Required work >> Gather the lines that hold the string "calendar".
─── Provided records ───
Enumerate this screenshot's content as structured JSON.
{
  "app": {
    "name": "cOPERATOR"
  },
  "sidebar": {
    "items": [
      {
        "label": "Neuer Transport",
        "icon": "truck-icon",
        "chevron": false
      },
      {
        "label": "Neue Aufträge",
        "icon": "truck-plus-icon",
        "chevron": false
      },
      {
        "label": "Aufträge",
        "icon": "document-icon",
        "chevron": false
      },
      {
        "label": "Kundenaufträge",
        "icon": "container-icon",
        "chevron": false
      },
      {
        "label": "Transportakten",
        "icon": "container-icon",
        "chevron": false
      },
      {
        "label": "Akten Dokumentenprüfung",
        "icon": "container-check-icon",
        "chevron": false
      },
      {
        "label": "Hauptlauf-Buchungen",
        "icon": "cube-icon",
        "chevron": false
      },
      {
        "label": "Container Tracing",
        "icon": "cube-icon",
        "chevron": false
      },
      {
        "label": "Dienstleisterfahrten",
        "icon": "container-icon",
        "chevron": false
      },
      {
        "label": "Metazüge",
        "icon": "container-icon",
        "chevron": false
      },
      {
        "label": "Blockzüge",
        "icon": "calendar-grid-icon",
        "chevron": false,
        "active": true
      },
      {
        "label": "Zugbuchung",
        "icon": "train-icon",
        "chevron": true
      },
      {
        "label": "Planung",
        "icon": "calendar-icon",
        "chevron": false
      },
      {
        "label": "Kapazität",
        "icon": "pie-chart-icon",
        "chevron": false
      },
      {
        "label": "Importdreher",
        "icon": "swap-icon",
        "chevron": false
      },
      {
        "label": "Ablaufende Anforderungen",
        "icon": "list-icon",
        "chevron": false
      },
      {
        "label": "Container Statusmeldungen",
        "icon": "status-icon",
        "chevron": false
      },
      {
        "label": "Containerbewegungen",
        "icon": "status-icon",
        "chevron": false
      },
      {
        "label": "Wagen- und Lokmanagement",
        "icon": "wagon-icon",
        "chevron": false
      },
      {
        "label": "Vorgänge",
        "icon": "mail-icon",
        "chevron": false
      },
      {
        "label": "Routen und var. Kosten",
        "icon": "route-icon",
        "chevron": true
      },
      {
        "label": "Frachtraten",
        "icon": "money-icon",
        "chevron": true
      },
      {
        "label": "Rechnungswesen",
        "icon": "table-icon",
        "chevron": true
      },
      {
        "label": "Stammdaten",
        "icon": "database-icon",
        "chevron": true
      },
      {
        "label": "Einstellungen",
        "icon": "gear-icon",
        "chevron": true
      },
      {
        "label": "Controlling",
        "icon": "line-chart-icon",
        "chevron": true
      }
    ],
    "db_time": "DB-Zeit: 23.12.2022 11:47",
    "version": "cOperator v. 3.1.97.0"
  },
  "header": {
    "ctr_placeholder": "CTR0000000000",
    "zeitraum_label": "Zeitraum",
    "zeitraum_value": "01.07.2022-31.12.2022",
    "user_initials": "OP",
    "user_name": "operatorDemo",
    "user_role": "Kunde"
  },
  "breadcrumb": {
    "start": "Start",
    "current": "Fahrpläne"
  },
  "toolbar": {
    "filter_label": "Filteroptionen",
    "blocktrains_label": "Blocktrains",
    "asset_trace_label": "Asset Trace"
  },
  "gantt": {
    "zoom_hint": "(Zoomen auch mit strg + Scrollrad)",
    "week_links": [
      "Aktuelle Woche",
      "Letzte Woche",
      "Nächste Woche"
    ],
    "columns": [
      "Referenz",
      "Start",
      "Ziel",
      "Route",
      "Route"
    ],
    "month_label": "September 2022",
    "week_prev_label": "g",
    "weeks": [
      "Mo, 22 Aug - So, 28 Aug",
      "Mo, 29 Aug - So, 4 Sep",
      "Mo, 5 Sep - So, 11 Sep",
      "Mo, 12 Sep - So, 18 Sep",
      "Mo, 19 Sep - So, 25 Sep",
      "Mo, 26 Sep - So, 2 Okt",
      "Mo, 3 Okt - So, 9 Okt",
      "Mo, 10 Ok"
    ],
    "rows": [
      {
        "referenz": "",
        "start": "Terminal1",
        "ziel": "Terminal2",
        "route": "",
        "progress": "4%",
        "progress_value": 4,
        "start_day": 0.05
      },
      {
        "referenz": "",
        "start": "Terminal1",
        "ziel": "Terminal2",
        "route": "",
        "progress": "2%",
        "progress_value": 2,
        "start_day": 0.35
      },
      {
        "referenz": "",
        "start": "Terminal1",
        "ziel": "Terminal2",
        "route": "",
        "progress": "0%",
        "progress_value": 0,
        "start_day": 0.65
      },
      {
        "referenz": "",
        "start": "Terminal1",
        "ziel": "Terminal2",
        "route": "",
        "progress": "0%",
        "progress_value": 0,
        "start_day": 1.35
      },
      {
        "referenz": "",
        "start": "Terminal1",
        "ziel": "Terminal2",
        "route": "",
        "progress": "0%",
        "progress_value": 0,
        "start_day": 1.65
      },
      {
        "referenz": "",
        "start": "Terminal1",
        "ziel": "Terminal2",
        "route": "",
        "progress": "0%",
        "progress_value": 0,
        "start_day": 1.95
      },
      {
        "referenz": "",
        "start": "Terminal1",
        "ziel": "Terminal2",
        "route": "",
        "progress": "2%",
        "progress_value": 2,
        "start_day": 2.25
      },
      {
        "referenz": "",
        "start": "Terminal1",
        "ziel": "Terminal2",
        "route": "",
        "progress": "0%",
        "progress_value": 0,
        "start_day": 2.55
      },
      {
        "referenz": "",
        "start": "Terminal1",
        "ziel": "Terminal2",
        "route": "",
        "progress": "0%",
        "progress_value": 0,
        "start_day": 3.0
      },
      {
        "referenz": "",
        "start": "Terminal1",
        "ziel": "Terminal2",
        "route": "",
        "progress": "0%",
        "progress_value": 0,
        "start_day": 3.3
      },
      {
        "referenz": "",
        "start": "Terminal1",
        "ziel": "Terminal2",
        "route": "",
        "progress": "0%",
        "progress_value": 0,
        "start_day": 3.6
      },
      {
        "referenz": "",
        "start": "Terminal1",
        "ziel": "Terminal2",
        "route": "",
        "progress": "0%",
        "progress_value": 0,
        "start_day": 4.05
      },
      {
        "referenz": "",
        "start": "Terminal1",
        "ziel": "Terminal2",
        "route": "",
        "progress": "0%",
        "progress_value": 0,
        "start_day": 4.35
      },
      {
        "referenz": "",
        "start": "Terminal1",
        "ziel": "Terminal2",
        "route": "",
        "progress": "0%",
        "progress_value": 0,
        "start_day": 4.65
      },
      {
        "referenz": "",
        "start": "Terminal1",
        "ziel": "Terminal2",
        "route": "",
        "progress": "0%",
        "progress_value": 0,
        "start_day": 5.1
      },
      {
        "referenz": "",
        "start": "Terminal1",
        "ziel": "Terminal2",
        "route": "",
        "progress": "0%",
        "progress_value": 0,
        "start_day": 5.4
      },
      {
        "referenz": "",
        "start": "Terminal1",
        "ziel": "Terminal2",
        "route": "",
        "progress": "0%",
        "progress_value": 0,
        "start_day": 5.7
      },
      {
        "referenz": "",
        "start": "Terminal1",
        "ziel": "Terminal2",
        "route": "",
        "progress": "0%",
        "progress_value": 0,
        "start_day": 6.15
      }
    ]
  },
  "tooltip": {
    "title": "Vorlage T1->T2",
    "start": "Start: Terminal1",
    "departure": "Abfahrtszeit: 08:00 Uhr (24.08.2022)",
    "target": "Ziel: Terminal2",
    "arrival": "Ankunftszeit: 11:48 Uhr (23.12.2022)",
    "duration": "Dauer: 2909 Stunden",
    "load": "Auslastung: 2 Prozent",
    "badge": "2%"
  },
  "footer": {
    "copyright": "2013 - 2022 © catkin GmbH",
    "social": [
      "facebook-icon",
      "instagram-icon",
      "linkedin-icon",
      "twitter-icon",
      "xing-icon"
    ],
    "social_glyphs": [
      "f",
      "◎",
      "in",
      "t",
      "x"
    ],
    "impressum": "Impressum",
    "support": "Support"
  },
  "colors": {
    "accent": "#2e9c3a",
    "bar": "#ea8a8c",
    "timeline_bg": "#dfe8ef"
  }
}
───
Finished exercise >>
        "icon": "calendar-grid-icon",
        "icon": "calendar-icon",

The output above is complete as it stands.